### Data records

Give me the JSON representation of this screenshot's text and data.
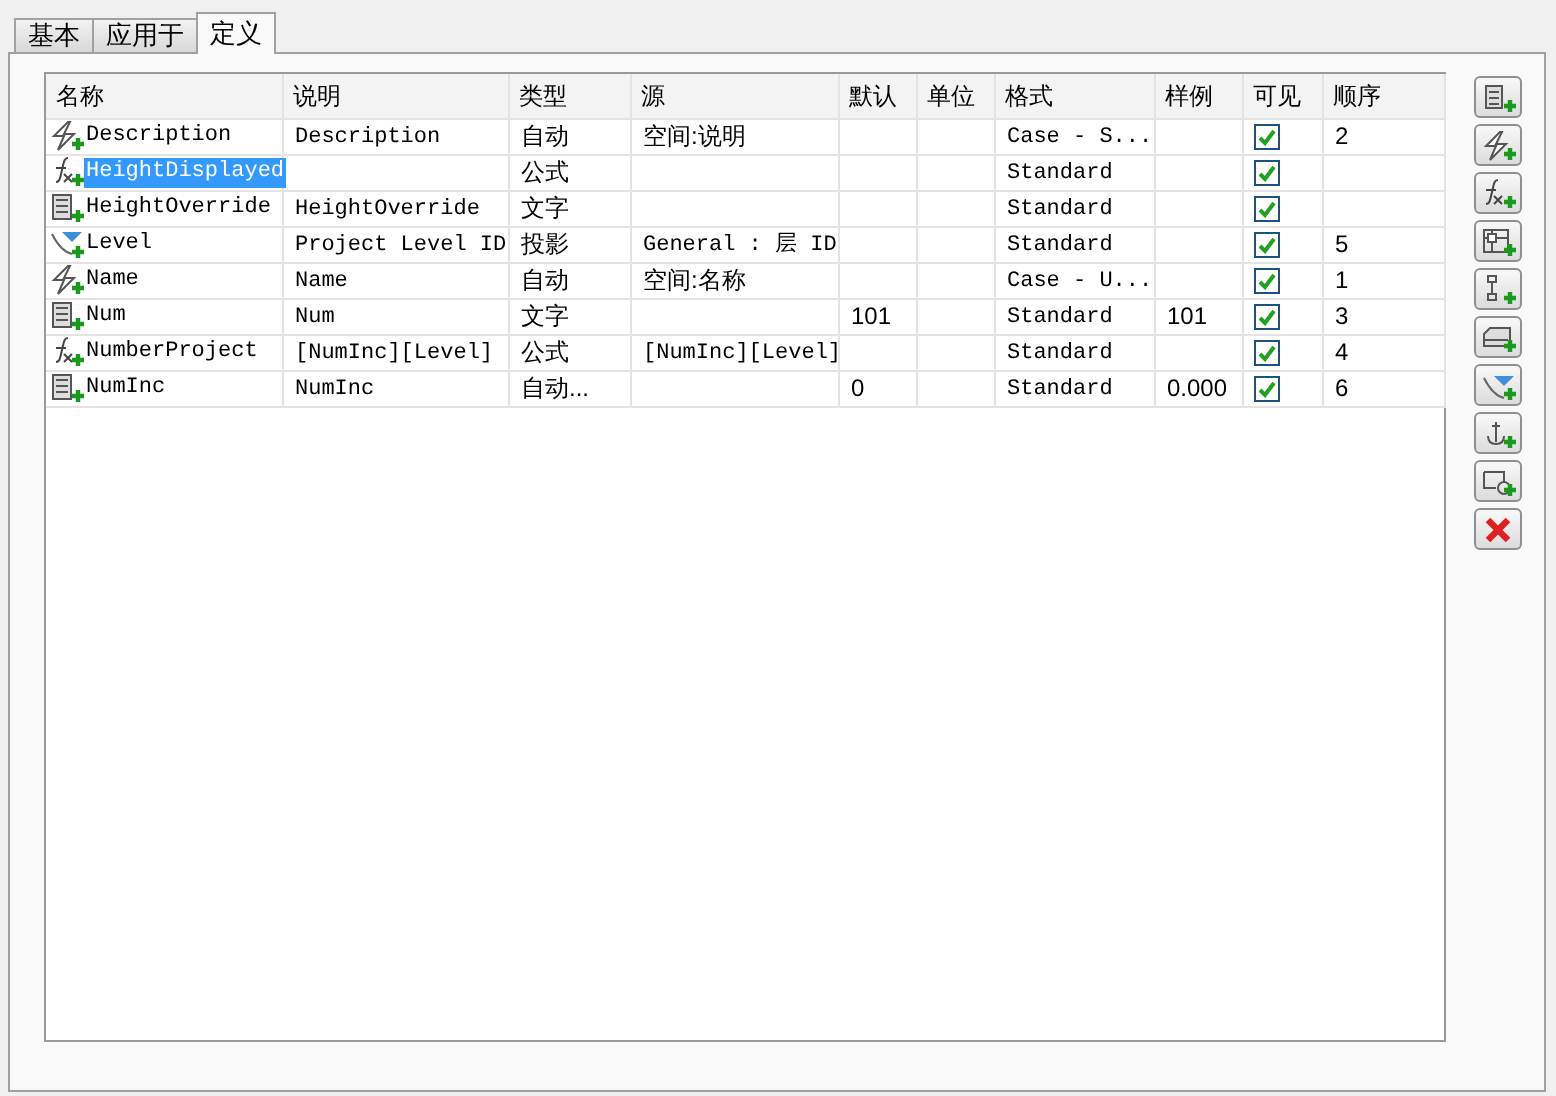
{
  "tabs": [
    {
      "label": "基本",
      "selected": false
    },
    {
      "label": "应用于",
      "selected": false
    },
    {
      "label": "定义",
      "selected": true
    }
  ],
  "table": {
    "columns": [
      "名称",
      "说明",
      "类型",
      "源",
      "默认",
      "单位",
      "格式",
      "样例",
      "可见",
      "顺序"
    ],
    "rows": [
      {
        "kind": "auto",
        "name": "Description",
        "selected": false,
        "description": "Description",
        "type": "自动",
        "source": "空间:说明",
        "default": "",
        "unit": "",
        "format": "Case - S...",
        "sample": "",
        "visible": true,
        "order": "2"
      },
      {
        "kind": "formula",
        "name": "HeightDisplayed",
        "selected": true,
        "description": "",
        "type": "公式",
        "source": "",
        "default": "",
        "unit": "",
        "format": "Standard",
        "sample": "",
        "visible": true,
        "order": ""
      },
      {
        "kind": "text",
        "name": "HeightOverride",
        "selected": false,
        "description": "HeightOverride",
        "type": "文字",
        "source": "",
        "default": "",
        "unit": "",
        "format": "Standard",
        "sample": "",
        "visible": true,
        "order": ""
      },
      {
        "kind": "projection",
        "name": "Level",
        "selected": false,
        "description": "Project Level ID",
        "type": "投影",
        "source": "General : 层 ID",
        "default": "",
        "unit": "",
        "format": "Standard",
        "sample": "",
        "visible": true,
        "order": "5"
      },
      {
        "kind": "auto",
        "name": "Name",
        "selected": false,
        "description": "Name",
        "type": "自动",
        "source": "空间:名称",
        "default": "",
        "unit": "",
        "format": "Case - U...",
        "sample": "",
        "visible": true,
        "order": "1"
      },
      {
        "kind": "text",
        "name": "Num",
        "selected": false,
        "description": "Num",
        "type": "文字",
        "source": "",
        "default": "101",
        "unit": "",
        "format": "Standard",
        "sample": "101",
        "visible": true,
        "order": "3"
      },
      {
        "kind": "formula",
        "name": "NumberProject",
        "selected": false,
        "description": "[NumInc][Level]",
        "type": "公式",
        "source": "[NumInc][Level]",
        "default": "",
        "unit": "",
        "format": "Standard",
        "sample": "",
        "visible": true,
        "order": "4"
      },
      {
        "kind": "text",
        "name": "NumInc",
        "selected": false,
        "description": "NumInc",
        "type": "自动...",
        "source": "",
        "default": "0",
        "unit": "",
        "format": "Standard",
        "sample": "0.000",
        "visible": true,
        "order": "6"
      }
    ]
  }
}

### Required task
Gather from the entries above all lines that include the string "NumInc".

### Worked answer
        "description": "[NumInc][Level]",
        "source": "[NumInc][Level]",
        "name": "NumInc",
        "description": "NumInc",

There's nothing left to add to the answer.